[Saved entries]
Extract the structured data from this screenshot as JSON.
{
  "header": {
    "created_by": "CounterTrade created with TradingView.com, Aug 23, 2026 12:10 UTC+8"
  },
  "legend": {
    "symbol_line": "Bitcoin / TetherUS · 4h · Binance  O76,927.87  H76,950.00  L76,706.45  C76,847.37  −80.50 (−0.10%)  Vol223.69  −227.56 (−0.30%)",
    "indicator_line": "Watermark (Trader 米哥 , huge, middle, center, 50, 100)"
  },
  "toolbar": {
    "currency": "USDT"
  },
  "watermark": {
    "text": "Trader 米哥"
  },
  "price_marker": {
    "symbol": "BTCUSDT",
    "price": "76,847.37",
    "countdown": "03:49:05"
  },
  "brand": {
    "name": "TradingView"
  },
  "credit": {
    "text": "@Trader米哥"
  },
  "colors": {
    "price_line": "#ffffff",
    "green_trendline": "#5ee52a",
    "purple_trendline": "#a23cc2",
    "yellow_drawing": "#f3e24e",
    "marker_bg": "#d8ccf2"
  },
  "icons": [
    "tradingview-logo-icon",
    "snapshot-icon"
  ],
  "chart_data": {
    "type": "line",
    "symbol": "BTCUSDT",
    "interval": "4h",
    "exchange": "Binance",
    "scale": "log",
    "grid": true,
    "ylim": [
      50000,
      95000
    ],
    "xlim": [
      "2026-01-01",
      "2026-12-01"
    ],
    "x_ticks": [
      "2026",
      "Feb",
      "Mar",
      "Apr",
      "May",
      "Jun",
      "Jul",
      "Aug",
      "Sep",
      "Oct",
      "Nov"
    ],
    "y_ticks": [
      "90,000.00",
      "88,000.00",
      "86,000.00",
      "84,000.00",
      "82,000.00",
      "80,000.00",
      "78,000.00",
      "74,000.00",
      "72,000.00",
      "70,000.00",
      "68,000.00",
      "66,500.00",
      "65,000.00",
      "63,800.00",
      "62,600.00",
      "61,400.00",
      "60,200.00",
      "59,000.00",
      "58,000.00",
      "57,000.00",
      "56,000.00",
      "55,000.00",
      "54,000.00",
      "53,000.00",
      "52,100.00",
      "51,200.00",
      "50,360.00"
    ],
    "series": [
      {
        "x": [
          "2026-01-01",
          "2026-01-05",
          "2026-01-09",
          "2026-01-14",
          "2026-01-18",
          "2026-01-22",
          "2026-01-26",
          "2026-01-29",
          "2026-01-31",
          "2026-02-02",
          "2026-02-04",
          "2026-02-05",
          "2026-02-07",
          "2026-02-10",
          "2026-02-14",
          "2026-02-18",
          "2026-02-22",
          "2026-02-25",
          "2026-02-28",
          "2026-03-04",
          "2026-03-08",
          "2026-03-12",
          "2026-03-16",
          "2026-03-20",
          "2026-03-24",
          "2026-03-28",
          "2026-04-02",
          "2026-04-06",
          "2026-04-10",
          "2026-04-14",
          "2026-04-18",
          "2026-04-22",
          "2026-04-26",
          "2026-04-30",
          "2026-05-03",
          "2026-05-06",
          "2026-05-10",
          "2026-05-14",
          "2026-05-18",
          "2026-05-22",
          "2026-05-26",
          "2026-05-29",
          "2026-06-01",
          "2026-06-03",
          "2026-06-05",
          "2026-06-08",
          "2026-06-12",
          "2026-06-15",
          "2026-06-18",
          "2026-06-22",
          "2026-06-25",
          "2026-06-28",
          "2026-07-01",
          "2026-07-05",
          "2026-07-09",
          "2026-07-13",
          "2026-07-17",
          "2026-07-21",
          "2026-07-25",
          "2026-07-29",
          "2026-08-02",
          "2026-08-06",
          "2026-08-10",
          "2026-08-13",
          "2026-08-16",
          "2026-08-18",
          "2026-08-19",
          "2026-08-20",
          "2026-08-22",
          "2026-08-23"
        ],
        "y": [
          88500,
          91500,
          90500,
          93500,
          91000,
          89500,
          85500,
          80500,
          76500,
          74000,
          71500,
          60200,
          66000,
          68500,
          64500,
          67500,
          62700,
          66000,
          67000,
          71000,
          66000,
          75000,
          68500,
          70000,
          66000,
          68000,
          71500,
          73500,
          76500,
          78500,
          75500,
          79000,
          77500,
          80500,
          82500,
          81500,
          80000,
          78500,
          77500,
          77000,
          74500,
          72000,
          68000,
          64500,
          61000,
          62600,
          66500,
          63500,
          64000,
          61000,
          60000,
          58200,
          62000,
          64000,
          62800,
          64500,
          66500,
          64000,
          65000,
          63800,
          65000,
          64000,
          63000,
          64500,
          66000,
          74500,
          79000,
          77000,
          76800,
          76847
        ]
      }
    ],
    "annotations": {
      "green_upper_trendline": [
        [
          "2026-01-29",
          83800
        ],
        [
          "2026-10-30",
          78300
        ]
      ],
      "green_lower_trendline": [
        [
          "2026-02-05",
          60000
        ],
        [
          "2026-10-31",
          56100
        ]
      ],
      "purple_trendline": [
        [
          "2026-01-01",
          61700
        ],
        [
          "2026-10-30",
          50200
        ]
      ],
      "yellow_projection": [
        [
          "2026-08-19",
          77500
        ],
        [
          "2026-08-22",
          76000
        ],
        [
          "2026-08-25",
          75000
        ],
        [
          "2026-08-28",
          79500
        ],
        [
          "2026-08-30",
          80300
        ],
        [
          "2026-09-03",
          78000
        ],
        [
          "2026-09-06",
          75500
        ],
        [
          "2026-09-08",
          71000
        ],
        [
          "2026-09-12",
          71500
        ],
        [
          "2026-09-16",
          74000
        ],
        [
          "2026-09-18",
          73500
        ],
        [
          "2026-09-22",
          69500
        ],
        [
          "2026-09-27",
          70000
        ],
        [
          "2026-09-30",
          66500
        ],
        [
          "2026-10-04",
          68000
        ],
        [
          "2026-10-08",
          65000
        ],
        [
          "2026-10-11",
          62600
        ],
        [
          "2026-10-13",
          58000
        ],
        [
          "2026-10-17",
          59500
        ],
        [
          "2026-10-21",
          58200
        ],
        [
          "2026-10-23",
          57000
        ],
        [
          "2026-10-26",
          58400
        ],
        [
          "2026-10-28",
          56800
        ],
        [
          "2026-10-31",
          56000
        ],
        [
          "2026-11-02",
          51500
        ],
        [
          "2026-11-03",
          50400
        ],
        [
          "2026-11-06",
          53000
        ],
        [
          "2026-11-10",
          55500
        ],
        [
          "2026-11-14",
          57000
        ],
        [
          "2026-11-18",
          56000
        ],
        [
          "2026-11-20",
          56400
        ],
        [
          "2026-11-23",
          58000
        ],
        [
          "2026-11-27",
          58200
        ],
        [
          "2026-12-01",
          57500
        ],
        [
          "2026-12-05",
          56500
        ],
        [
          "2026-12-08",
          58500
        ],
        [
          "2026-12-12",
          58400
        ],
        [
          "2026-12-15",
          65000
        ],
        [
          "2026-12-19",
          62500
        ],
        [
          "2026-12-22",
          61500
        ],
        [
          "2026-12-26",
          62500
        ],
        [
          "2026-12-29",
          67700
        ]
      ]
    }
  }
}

TASK DIRECTIONS: Find how many lines of the listing include the string "Binance" and give that number, nothing else.

SOLUTION FOR THIS PROBLEM: 2